=== INFORMATION SUPPLIED ===
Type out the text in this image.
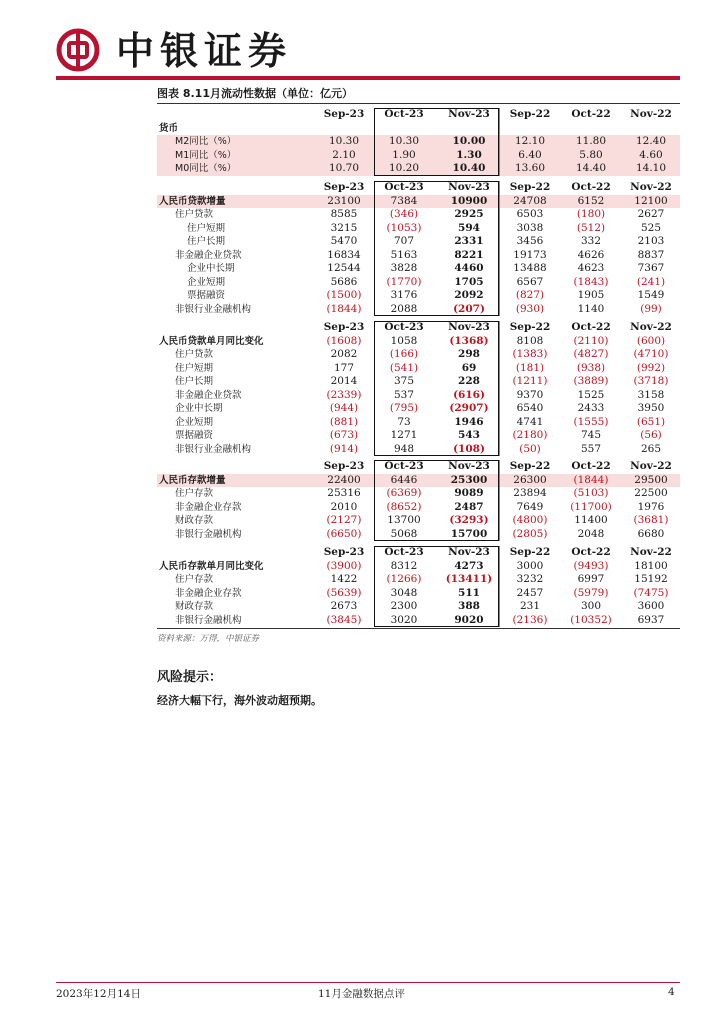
中银证券
图表 8.11月流动性数据（单位：亿元）
Sep-23	Oct-23	Nov-23	Sep-22	Oct-22	Nov-22
货币
M2同比（%）	10.30	10.30	10.00	12.10	11.80	12.40
M1同比（%）	2.10	1.90	1.30	6.40	5.80	4.60
M0同比（%）	10.70	10.20	10.40	13.60	14.40	14.10
Sep-23	Oct-23	Nov-23	Sep-22	Oct-22	Nov-22
人民币贷款增量	23100	7384	10900	24708	6152	12100
住户贷款	8585	(346)	2925	6503	(180)	2627
住户短期	3215	(1053)	594	3038	(512)	525
住户长期	5470	707	2331	3456	332	2103
非金融企业贷款	16834	5163	8221	19173	4626	8837
企业中长期	12544	3828	4460	13488	4623	7367
企业短期	5686	(1770)	1705	6567	(1843)	(241)
票据融资	(1500)	3176	2092	(827)	1905	1549
非银行业金融机构	(1844)	2088	(207)	(930)	1140	(99)
Sep-23	Oct-23	Nov-23	Sep-22	Oct-22	Nov-22
人民币贷款单月同比变化	(1608)	1058	(1368)	8108	(2110)	(600)
住户贷款	2082	(166)	298	(1383)	(4827)	(4710)
住户短期	177	(541)	69	(181)	(938)	(992)
住户长期	2014	375	228	(1211)	(3889)	(3718)
非金融企业贷款	(2339)	537	(616)	9370	1525	3158
企业中长期	(944)	(795)	(2907)	6540	2433	3950
企业短期	(881)	73	1946	4741	(1555)	(651)
票据融资	(673)	1271	543	(2180)	745	(56)
非银行业金融机构	(914)	948	(108)	(50)	557	265
Sep-23	Oct-23	Nov-23	Sep-22	Oct-22	Nov-22
人民币存款增量	22400	6446	25300	26300	(1844)	29500
住户存款	25316	(6369)	9089	23894	(5103)	22500
非金融企业存款	2010	(8652)	2487	7649	(11700)	1976
财政存款	(2127)	13700	(3293)	(4800)	11400	(3681)
非银行金融机构	(6650)	5068	15700	(2805)	2048	6680
Sep-23	Oct-23	Nov-23	Sep-22	Oct-22	Nov-22
人民币存款单月同比变化	(3900)	8312	4273	3000	(9493)	18100
住户存款	1422	(1266)	(13411)	3232	6997	15192
非金融企业存款	(5639)	3048	511	2457	(5979)	(7475)
财政存款	2673	2300	388	231	300	3600
非银行金融机构	(3845)	3020	9020	(2136)	(10352)	6937
资料来源：万得，中银证券
风险提示：
经济大幅下行，海外波动超预期。
2023年12月14日	11月金融数据点评	4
===
STATED EXERCISE: Reproduce each entry verbatim, excluding any embedded images.

IN RESPONSE:
Type out the text in this image.
中银证券
图表 8.11月流动性数据（单位：亿元）
Sep-23	Oct-23	Nov-23	Sep-22	Oct-22	Nov-22
货币
M2同比（%）	10.30	10.30	10.00	12.10	11.80	12.40
M1同比（%）	2.10	1.90	1.30	6.40	5.80	4.60
M0同比（%）	10.70	10.20	10.40	13.60	14.40	14.10
Sep-23	Oct-23	Nov-23	Sep-22	Oct-22	Nov-22
人民币贷款增量	23100	7384	10900	24708	6152	12100
住户贷款	8585	(346)	2925	6503	(180)	2627
住户短期	3215	(1053)	594	3038	(512)	525
住户长期	5470	707	2331	3456	332	2103
非金融企业贷款	16834	5163	8221	19173	4626	8837
企业中长期	12544	3828	4460	13488	4623	7367
企业短期	5686	(1770)	1705	6567	(1843)	(241)
票据融资	(1500)	3176	2092	(827)	1905	1549
非银行业金融机构	(1844)	2088	(207)	(930)	1140	(99)
Sep-23	Oct-23	Nov-23	Sep-22	Oct-22	Nov-22
人民币贷款单月同比变化	(1608)	1058	(1368)	8108	(2110)	(600)
住户贷款	2082	(166)	298	(1383)	(4827)	(4710)
住户短期	177	(541)	69	(181)	(938)	(992)
住户长期	2014	375	228	(1211)	(3889)	(3718)
非金融企业贷款	(2339)	537	(616)	9370	1525	3158
企业中长期	(944)	(795)	(2907)	6540	2433	3950
企业短期	(881)	73	1946	4741	(1555)	(651)
票据融资	(673)	1271	543	(2180)	745	(56)
非银行业金融机构	(914)	948	(108)	(50)	557	265
Sep-23	Oct-23	Nov-23	Sep-22	Oct-22	Nov-22
人民币存款增量	22400	6446	25300	26300	(1844)	29500
住户存款	25316	(6369)	9089	23894	(5103)	22500
非金融企业存款	2010	(8652)	2487	7649	(11700)	1976
财政存款	(2127)	13700	(3293)	(4800)	11400	(3681)
非银行金融机构	(6650)	5068	15700	(2805)	2048	6680
Sep-23	Oct-23	Nov-23	Sep-22	Oct-22	Nov-22
人民币存款单月同比变化	(3900)	8312	4273	3000	(9493)	18100
住户存款	1422	(1266)	(13411)	3232	6997	15192
非金融企业存款	(5639)	3048	511	2457	(5979)	(7475)
财政存款	2673	2300	388	231	300	3600
非银行金融机构	(3845)	3020	9020	(2136)	(10352)	6937
资料来源：万得，中银证券
风险提示：
经济大幅下行，海外波动超预期。
2023年12月14日	11月金融数据点评	4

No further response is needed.